• [TASK STATEMENT]:
From the listing below, extract each line containing the string "Actions".

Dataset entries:
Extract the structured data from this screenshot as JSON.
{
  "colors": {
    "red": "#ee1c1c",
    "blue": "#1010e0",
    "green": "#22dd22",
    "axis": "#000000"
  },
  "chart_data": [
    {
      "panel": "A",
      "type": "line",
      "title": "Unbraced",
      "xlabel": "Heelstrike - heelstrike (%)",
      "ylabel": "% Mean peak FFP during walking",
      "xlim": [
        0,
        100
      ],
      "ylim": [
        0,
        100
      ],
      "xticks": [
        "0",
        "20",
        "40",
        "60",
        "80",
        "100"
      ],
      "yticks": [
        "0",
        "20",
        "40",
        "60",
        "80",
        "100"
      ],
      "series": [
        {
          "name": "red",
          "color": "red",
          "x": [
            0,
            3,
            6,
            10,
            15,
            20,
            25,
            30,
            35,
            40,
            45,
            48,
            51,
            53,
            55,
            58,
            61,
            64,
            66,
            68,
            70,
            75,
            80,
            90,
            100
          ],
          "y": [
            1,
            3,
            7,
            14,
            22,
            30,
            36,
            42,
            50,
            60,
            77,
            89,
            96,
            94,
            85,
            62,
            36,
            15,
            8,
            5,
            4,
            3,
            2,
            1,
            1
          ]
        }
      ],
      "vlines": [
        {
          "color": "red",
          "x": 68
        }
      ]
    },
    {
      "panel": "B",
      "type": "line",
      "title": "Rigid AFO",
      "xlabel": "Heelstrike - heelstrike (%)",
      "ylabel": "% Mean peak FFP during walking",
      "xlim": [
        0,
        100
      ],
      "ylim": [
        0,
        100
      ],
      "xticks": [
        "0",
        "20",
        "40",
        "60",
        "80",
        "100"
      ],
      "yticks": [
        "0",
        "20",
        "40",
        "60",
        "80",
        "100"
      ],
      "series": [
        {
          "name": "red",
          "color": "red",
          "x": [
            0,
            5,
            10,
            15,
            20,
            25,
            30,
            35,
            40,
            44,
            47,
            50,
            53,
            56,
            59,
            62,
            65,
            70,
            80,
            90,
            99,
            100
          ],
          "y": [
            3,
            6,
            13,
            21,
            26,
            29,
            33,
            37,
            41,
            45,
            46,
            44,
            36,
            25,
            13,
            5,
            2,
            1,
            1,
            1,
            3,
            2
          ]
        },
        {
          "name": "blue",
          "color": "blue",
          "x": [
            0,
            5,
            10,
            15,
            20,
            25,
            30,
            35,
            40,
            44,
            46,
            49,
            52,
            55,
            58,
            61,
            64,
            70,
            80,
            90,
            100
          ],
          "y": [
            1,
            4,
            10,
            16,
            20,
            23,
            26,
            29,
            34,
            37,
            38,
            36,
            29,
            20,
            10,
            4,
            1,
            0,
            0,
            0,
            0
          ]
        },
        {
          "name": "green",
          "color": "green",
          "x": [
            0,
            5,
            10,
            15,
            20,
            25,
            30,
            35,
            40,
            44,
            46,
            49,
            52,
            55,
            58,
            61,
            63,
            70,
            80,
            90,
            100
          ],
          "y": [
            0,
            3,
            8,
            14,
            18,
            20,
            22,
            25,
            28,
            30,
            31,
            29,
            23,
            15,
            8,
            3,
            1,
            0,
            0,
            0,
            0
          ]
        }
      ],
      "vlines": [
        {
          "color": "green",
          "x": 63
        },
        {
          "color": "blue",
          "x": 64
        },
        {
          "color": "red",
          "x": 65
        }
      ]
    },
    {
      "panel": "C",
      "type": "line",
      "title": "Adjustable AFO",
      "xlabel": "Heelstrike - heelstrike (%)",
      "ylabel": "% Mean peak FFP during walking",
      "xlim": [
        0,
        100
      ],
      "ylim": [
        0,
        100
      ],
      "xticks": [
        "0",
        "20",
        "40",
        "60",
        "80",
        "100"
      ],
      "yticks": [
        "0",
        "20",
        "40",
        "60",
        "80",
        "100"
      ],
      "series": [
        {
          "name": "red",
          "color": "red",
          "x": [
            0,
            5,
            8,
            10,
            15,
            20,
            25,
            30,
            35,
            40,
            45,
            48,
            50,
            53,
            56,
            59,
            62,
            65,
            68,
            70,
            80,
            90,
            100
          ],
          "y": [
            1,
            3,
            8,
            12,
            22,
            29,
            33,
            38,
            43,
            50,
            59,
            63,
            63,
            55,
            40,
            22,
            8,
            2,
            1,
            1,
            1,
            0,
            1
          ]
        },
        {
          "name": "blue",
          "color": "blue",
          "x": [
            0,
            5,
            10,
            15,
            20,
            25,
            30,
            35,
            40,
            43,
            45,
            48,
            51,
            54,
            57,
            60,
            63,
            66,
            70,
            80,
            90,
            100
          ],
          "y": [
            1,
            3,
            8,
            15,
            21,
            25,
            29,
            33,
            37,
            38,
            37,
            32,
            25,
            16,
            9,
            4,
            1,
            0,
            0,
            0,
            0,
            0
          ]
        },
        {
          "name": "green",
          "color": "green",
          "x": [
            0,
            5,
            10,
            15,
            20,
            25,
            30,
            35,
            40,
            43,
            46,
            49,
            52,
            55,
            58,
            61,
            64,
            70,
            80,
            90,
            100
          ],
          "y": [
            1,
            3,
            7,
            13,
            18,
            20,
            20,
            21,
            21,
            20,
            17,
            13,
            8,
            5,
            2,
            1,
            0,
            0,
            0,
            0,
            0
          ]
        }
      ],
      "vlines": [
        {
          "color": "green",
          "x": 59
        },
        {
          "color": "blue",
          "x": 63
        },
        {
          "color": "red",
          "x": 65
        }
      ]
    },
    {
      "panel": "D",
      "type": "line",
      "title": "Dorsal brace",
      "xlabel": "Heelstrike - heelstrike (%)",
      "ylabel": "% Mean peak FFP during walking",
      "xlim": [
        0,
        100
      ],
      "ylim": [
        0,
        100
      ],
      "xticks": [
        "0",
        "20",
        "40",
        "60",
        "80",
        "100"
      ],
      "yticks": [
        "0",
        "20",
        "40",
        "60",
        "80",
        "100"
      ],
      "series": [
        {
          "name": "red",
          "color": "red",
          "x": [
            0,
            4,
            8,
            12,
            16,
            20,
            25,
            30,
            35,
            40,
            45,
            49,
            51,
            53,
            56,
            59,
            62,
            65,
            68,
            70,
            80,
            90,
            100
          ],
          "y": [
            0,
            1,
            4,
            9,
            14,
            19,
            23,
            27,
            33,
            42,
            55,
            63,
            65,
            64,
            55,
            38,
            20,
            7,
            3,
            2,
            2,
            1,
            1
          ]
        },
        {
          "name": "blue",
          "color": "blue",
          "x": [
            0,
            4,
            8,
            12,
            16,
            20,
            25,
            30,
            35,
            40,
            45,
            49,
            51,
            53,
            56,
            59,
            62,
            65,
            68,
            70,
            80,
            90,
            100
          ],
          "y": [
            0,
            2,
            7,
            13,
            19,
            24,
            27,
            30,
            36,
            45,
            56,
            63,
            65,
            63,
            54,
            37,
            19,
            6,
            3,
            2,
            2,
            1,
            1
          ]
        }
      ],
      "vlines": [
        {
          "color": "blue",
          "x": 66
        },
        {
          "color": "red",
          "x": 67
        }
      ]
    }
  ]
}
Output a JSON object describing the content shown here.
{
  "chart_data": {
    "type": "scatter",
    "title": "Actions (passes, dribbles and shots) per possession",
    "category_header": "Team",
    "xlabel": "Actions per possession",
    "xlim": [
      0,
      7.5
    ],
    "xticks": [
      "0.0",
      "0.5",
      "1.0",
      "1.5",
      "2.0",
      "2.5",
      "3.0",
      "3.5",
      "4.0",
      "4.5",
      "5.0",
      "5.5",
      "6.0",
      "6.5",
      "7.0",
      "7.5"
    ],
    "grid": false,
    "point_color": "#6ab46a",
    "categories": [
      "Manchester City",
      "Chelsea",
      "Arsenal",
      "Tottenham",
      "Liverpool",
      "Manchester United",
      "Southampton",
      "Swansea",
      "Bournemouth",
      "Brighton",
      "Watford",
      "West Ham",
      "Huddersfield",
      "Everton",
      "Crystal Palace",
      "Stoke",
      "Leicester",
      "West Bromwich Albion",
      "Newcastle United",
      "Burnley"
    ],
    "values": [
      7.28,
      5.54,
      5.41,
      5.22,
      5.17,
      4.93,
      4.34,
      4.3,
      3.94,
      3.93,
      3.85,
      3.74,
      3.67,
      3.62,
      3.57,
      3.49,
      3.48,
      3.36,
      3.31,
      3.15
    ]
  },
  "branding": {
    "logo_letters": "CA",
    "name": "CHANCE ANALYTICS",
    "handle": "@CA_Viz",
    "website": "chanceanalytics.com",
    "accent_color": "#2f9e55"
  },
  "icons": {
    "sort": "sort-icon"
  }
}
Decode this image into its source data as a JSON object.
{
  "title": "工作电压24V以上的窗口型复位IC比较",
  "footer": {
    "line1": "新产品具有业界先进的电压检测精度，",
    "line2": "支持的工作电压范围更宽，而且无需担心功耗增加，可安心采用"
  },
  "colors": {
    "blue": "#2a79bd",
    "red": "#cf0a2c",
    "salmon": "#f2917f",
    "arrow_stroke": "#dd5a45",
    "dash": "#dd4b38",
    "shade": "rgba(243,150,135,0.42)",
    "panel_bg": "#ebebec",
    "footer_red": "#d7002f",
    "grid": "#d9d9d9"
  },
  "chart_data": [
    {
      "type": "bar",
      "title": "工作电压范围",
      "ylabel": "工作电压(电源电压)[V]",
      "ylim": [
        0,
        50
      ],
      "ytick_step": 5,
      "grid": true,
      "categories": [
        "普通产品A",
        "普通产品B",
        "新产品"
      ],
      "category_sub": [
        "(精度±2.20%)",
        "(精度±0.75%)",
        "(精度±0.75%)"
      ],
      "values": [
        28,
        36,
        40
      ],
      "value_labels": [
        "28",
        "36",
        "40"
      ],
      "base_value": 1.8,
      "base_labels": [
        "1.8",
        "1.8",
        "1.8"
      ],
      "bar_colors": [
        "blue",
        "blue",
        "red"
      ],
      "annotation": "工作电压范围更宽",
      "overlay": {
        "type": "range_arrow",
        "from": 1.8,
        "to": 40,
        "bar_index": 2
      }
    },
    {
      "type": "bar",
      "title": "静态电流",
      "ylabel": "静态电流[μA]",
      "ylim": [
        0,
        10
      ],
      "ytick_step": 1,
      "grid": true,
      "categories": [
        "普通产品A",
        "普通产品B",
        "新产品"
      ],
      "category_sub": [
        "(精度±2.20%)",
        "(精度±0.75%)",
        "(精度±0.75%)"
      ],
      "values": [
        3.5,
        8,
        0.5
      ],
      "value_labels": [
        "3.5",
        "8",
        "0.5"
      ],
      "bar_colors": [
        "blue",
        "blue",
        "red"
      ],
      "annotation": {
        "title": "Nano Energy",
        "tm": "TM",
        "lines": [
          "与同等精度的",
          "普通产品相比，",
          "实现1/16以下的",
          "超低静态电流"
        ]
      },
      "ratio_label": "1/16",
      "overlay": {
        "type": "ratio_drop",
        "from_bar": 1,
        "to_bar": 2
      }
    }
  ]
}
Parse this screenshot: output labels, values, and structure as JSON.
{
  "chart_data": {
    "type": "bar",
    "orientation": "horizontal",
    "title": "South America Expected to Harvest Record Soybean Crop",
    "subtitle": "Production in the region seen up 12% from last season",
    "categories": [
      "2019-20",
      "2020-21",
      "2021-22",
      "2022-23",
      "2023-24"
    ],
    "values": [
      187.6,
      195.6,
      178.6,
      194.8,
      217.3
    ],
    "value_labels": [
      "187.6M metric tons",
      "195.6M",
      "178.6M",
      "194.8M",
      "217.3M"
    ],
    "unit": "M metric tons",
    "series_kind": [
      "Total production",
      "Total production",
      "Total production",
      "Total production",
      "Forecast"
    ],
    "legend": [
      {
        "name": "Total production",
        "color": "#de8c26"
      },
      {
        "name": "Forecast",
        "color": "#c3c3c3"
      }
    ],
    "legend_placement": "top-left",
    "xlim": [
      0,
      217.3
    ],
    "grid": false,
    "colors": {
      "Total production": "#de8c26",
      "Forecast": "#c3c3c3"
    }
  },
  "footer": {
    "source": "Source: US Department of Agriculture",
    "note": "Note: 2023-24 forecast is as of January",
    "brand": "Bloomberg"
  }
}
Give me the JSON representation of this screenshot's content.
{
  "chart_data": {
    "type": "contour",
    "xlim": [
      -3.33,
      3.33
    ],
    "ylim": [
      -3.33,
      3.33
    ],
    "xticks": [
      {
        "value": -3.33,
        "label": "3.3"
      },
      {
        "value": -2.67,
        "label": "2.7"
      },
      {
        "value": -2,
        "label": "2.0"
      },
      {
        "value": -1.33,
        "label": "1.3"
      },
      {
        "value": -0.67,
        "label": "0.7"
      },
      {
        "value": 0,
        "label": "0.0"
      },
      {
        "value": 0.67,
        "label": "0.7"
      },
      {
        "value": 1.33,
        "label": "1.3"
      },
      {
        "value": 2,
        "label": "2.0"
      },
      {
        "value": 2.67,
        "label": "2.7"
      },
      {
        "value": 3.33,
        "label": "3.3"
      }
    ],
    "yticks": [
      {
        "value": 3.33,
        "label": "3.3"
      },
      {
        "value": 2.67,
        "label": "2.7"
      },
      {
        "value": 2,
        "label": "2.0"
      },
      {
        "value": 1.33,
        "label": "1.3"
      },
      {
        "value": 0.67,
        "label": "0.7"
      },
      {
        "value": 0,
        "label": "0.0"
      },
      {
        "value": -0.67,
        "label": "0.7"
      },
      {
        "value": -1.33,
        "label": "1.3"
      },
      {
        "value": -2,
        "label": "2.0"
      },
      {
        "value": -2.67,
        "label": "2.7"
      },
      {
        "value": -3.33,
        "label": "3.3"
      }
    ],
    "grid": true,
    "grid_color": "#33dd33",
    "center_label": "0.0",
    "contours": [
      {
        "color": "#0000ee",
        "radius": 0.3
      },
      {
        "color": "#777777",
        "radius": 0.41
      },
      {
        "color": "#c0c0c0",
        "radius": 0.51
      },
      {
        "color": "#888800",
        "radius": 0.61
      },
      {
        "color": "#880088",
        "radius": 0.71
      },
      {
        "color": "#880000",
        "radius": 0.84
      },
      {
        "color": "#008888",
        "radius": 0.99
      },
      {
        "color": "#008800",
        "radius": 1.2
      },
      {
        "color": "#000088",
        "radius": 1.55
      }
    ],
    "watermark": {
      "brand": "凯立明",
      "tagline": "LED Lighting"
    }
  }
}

• [SOLUTION TO THIS EXERCISE]:
    "title": "Actions (passes, dribbles and shots) per possession",
    "xlabel": "Actions per possession",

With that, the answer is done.